* [SOURCE DOCUMENT]:
Nelson et al.  tested whether a κ-agonist might be more effective than a μ-agonist to treat labor pain and whether it is ethical to offer systemic opioids to women requesting analgesia during labor. Healthy women requesting analgesia during active labor were randomized to receive 50 mg meperidine, 1 mg butorphanol, or a combination of the two. In addition to the standard 0–10 numerical analog pain assessment scale, the authors used a validated ratiometric descriptive scale to measure affective magnitude of pain. Before they were given their assigned drugs (prepared by an anesthesiologist not involved with the patients or study measures), patients were asked to rate their pain intensity and their pain magnitude. They again rated their pain intensity and magnitude between the 6th and 7th uterine contraction after administration of the study drug. Continuous fetal heart rate and uterine contraction monitoring were in place during the entire study period.

Before drug treatment, pain intensity was 7.5 ± 0.3. Assessed approximately 14–15 min after drug treatment, pain intensity was reduced in all three study groups by an average of 25–35%. The pain affective magnitude was 15 ± 1.0 before drug treatment, corresponding to descriptors between “dreadful” and “horrible.” Meperidine and the combination of butorphanol and meperidine significantly reduced pain affective magnitude to 7.4 ± 1.2, corresponding to descriptors between “distressing” and “oppressive.” Butorphanol alone did not significantly reduce pain magnitude. Sedation increased after all drug treatments to a similar degree. Neonates appeared normal, and all had Apgar scores greater than 7 at 5 min postdelivery.

Using the definition of clinically meaningful pain relief as a 35% reduction in pain intensity score, 27% of women receiving butorphanol, 33% of women receiving meperidine, and 53% of women receiving the combination of the two achieved this target. Although the authors maintain that it is ethically appropriate to administer systemic opioids to women requesting analgesia for labor pain, the drugs at these doses may not be ideal for treatment of labor pain.

In this issue, Chernyak and Sessler present an overview of current understanding about the potential mechanisms for acupuncture-mediated pain relief. The tenets of Chinese medicine theory—namely, that disease is a function of energy imbalance—are outlined, and the types of acupuncture—invasive and noninvasive—are described.

Research about acupuncture has been conducted since the 1960s, and more recent work using functional magnetic resonance imaging has demonstrated that specific areas of the brain become activated when acupoints are stimulated—and that these observations correlate with ancient acupuncture literature. The authors note that the potential analgesic mechanisms of acupuncture include release of endogenous opioids from central nervous system stores, and perhaps modulation of the hypothalamic–limbic system.

Perioperative acupuncture has been advocated to reduce intraoperative opioid use, and to decrease postoperative pain, nausea, and vomiting. The authors summarize studies of preoperative acupuncture, which have shown that the technique can produce relaxation and sedation in patients. Some studies have shown that when used in combination with conventional anesthetic techniques, acupuncture can reduce the required dose of opioids, whereas other studies of the use of acupuncture in conjunction with dental and oral surgery have demonstrated conflicting results. The authors also discuss conclusions from studies of transcutaneous electrical nerve stimulation and electroacupuncture. Current available data do not support using acupuncture for laryngospasm or to treat cardiovascular disease in humans. Some small trials, however, have demonstrated that acupuncture treatment may promote postoperative recovery of impaired intestinal function after abdominal surgery. The issue of acupuncture to treat postoperative pain remains controversial. The authors then summarize some general principles to guide clinicians when considering inclusion of acupuncture analgesia with the allopathic regimen.

* [INFORMATION SUPPLIED]:
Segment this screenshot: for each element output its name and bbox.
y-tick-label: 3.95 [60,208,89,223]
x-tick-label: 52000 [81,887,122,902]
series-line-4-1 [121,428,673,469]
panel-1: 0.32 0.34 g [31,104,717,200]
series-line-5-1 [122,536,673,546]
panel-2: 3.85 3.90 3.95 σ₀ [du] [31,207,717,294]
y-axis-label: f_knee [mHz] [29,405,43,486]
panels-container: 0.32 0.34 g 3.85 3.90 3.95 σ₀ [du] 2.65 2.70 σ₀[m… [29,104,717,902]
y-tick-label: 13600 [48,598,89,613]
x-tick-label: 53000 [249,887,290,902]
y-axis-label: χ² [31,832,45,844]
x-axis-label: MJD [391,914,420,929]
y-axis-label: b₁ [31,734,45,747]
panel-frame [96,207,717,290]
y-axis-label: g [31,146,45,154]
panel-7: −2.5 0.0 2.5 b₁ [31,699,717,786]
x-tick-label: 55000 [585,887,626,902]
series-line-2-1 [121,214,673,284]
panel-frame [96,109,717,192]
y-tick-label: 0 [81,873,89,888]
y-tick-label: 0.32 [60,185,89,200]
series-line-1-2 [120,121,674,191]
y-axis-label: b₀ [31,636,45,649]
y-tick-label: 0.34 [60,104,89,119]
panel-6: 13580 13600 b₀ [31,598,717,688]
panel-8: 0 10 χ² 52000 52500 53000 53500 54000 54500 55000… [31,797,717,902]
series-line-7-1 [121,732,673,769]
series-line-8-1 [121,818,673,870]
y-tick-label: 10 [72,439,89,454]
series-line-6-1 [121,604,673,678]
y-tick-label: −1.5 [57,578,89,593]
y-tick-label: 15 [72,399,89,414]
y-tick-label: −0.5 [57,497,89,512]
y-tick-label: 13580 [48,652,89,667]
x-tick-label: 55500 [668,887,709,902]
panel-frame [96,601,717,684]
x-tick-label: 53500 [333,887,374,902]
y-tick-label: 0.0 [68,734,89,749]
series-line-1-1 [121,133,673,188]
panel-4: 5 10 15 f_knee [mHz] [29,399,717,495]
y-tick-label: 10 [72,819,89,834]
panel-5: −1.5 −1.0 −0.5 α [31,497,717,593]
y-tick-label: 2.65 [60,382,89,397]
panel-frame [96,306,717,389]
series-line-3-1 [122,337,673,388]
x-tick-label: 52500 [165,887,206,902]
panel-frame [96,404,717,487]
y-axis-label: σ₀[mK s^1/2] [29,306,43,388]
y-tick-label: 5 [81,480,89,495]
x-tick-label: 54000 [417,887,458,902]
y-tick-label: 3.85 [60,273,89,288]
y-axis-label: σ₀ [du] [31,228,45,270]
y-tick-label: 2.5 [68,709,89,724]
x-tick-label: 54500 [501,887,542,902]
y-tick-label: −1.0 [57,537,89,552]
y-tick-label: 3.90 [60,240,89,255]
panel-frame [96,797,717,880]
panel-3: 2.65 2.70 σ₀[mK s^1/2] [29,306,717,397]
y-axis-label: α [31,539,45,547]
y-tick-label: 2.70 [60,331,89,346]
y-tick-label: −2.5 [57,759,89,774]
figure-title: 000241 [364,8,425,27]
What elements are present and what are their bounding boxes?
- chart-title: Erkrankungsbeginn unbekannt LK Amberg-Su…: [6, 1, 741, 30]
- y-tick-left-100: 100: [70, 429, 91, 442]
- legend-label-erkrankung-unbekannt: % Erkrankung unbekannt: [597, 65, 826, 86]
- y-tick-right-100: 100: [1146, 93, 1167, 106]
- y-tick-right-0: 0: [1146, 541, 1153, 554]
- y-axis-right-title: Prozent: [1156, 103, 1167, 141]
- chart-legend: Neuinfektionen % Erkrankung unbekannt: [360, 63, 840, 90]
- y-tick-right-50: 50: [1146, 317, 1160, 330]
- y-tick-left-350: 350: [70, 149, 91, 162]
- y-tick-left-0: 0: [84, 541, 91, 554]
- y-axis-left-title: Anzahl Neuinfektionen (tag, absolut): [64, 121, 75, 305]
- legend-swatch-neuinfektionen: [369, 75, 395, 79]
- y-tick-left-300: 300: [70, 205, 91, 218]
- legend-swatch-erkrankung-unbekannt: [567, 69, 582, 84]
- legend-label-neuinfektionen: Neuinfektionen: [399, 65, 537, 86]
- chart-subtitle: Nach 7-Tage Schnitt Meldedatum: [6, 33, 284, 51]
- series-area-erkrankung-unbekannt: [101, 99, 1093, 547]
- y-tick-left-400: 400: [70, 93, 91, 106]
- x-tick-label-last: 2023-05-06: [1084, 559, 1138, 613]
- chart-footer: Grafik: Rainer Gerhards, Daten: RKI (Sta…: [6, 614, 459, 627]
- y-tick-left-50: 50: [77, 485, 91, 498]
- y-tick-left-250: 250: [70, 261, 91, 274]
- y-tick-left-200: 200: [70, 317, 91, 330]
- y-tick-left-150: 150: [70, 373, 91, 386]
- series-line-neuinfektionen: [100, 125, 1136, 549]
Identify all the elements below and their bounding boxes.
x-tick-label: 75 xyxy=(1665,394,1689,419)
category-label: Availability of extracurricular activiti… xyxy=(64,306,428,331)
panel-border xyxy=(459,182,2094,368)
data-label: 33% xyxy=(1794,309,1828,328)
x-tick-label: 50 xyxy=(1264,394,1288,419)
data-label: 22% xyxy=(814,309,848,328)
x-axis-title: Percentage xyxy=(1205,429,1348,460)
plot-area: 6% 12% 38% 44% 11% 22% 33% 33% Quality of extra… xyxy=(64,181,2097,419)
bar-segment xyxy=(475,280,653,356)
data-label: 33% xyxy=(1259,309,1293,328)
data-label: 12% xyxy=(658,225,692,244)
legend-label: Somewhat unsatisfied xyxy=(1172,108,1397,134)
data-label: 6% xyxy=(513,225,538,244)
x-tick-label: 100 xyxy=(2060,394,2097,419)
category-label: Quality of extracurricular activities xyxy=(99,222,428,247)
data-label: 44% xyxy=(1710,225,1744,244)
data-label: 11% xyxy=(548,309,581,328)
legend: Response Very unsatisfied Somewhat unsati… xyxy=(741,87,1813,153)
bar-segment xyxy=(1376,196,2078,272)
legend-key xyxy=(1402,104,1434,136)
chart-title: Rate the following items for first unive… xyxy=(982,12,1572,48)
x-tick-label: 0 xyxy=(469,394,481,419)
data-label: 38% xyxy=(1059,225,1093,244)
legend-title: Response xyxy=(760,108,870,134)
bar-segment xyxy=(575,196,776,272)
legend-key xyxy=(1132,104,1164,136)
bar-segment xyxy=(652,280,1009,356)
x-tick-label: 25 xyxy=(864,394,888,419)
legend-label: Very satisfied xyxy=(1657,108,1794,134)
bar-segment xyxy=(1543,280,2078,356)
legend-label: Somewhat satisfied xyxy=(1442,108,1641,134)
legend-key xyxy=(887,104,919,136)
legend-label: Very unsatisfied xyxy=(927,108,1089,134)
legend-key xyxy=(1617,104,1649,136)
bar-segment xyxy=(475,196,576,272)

* [QUESTIONS ON THE MATERIAL]:
A: Do the following statements agree with the two study summaries above? Answer yes or no for each, and quote the words of the summaries that decide it.
(i) Butorphanol given alone significantly reduced pain affective magnitude.
(ii) About half of the women who received the combination of the two drugs achieved clinically meaningful pain relief.
(iii) Current data support using acupuncture to treat laryngospasm.
B: Answer these questions from the two study summaries above.
(i) What dose of meperidine did the women receive?
(ii) What was the pain affective magnitude before drug treatment?
(iii) Since when has research about acupuncture been conducted?

* [OUTPUTS IN ORDER]:
A:
(i) No: "Butorphanol alone did not significantly reduce pain magnitude."
(ii) Yes: "53% of women receiving the combination of the two achieved this target."
(iii) No: "Current available data do not support using acupuncture for laryngospasm or to treat cardiovascular disease in humans."

B:
(i) 50 mg
(ii) 15 ± 1.0
(iii) Since the 1960s